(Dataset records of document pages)
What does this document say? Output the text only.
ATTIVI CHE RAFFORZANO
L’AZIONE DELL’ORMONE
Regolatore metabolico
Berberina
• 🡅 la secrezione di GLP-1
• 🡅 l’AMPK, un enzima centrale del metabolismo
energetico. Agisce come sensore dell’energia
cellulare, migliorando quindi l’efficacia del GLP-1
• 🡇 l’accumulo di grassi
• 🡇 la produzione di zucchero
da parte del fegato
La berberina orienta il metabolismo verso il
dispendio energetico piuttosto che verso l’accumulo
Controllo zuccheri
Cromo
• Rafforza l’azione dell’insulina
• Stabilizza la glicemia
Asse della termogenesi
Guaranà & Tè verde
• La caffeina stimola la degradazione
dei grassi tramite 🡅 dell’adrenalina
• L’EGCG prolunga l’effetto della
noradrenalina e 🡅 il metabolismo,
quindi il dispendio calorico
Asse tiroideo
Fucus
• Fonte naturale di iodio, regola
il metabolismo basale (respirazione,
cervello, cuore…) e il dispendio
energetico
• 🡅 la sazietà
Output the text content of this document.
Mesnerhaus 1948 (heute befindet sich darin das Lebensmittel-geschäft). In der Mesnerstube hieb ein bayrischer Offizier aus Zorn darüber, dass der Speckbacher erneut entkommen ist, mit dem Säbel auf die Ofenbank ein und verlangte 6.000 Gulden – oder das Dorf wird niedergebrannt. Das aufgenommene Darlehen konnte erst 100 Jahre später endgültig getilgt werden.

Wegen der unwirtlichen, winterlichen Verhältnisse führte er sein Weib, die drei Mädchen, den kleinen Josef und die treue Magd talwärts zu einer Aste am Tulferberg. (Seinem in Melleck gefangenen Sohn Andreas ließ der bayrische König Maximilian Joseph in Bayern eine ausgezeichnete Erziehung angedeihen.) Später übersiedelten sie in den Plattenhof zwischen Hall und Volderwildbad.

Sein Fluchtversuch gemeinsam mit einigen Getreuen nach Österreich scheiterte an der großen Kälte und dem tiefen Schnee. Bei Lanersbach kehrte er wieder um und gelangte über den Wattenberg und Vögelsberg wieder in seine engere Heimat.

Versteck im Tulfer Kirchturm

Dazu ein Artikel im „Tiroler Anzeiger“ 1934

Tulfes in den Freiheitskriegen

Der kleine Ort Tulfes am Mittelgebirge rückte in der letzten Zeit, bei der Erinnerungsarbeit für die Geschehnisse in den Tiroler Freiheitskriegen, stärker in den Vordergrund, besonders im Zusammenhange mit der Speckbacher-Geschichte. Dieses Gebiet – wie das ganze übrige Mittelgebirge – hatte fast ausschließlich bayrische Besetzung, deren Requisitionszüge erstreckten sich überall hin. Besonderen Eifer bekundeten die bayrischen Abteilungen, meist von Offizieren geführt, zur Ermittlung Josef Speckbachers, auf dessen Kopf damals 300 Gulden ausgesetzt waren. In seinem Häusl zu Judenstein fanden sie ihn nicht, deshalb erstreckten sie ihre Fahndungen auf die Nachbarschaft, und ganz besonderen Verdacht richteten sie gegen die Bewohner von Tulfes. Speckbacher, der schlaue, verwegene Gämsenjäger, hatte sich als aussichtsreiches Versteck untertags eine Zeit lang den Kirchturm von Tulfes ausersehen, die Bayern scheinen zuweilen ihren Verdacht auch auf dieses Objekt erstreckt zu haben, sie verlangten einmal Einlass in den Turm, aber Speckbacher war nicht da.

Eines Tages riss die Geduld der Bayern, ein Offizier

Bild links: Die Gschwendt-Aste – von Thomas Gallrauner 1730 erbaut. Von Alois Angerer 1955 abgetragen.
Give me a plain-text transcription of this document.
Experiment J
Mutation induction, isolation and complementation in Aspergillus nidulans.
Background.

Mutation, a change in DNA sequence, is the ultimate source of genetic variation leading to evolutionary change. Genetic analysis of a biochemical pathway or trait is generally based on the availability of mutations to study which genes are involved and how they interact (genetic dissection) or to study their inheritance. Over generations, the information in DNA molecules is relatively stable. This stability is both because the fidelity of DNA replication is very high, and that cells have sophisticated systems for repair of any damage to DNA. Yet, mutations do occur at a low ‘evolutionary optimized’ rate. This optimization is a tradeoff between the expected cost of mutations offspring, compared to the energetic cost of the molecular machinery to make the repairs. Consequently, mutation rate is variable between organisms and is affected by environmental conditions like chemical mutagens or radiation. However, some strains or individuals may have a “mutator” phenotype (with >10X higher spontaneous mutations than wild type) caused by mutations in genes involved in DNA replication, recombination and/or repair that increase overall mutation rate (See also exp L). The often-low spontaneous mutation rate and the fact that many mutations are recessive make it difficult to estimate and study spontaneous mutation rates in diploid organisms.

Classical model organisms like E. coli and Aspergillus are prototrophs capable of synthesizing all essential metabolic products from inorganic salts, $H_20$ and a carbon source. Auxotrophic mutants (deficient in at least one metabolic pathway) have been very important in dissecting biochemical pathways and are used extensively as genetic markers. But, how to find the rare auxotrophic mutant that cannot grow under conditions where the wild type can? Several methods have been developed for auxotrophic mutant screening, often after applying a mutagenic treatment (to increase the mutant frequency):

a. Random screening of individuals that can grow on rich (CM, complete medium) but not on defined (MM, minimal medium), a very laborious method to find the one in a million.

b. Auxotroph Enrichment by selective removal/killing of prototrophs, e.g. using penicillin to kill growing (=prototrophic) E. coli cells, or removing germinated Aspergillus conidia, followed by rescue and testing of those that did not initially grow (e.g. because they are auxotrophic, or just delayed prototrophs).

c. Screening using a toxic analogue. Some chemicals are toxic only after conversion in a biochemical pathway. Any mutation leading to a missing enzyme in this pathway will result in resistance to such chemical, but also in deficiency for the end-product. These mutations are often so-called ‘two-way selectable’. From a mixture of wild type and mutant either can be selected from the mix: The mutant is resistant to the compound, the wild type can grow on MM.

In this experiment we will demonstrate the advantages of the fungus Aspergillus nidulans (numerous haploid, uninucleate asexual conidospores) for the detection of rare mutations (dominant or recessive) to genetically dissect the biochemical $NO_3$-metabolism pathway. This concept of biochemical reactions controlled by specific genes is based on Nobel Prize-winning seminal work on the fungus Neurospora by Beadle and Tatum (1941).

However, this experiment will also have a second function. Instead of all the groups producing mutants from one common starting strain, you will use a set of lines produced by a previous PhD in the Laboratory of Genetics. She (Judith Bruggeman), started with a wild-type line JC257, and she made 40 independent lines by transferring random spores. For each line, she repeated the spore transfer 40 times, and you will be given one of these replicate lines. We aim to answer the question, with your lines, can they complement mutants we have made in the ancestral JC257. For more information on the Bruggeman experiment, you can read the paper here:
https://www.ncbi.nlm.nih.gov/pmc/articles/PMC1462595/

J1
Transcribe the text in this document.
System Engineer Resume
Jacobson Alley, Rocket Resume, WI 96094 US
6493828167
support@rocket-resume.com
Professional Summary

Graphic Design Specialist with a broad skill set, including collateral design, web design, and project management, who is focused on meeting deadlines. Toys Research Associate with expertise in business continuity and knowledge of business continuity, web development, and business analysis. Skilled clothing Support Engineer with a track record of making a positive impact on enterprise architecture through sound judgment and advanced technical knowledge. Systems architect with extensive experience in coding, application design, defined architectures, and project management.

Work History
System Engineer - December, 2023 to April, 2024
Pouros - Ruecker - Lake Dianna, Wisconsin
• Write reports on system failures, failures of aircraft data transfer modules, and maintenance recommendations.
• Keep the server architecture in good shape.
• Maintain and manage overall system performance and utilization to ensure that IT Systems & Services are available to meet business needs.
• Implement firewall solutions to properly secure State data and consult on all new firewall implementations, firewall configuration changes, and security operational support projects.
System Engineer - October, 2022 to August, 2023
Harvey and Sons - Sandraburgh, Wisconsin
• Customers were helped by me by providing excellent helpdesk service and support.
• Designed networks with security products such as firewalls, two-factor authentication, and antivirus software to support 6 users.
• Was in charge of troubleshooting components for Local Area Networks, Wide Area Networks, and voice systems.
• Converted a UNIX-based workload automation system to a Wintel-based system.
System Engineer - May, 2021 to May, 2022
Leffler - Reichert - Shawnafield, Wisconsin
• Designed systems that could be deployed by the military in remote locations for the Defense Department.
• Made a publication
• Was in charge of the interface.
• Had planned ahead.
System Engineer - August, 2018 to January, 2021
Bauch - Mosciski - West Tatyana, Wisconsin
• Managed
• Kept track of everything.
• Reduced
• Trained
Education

Task objective - The lines holding the word "Wisconsin" are the answer. Find them in the entries and copy them.

Exercise response -
Pouros - Ruecker - Lake Dianna, Wisconsin
Harvey and Sons - Sandraburgh, Wisconsin
Leffler - Reichert - Shawnafield, Wisconsin
Bauch - Mosciski - West Tatyana, Wisconsin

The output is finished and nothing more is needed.